• **Data to use**
########

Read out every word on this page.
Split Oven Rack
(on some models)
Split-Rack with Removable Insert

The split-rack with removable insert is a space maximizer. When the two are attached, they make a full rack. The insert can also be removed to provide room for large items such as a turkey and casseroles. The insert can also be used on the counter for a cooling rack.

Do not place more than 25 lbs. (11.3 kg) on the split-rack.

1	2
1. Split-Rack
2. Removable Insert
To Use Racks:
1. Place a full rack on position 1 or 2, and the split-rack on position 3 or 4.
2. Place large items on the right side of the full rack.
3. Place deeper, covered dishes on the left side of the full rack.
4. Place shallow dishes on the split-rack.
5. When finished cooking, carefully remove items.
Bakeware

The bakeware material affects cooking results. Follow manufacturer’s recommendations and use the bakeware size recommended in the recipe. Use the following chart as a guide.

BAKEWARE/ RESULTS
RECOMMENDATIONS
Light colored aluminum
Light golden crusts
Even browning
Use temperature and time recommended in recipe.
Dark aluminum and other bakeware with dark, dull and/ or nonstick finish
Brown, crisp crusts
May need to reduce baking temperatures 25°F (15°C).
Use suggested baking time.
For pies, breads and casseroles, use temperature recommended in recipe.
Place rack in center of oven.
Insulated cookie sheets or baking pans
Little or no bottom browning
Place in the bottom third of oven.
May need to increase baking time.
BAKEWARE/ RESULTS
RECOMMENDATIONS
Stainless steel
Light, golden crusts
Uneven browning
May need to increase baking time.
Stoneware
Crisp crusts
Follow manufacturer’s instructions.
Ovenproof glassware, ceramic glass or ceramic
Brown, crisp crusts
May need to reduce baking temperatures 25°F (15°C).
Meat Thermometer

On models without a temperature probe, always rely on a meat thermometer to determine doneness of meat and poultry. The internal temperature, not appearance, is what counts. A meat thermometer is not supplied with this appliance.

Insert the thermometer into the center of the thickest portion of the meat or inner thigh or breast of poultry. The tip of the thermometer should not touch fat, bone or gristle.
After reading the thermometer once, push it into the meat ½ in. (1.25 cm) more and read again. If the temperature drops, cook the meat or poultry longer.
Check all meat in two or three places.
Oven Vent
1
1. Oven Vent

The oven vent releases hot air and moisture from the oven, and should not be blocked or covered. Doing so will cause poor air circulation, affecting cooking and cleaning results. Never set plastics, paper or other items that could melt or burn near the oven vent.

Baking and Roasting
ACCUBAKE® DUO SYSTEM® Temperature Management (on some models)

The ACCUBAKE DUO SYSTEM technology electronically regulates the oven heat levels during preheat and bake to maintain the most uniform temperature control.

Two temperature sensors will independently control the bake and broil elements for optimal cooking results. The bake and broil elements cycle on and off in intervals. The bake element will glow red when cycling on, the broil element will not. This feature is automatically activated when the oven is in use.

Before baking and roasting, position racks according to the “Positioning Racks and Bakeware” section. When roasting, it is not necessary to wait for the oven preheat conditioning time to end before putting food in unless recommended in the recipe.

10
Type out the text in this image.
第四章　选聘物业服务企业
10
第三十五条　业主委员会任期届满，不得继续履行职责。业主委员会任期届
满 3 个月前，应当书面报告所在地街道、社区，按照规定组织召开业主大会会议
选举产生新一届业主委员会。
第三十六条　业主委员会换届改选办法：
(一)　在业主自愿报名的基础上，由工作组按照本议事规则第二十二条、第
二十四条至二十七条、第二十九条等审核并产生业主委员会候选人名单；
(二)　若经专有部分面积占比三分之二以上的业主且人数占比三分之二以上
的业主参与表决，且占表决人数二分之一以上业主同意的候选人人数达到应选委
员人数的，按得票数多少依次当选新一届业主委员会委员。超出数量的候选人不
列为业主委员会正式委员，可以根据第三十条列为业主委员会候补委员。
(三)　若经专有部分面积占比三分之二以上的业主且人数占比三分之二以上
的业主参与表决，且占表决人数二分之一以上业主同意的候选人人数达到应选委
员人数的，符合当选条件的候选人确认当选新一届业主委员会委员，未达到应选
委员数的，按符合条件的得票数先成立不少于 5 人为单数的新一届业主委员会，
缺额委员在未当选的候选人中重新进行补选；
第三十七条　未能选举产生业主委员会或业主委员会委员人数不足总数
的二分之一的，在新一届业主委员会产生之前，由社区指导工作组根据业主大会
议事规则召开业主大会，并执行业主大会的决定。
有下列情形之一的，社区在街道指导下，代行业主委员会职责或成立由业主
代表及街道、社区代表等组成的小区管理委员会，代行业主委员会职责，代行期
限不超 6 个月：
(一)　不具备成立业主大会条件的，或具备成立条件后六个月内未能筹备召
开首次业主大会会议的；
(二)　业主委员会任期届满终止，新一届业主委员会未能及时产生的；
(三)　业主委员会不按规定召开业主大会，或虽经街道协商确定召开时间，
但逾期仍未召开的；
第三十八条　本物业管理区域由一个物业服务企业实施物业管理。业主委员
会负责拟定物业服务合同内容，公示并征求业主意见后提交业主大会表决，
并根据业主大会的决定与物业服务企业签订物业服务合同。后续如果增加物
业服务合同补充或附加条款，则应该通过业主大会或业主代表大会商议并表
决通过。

########

• **Exercise directions**
Write out every line of the data that holds the word "ACCUBAKE".

• **Expected output**
ACCUBAKE® DUO SYSTEM® Temperature Management (on some models)
The ACCUBAKE DUO SYSTEM technology electronically regulates the oven heat levels during preheat and bake to maintain the most uniform temperature control.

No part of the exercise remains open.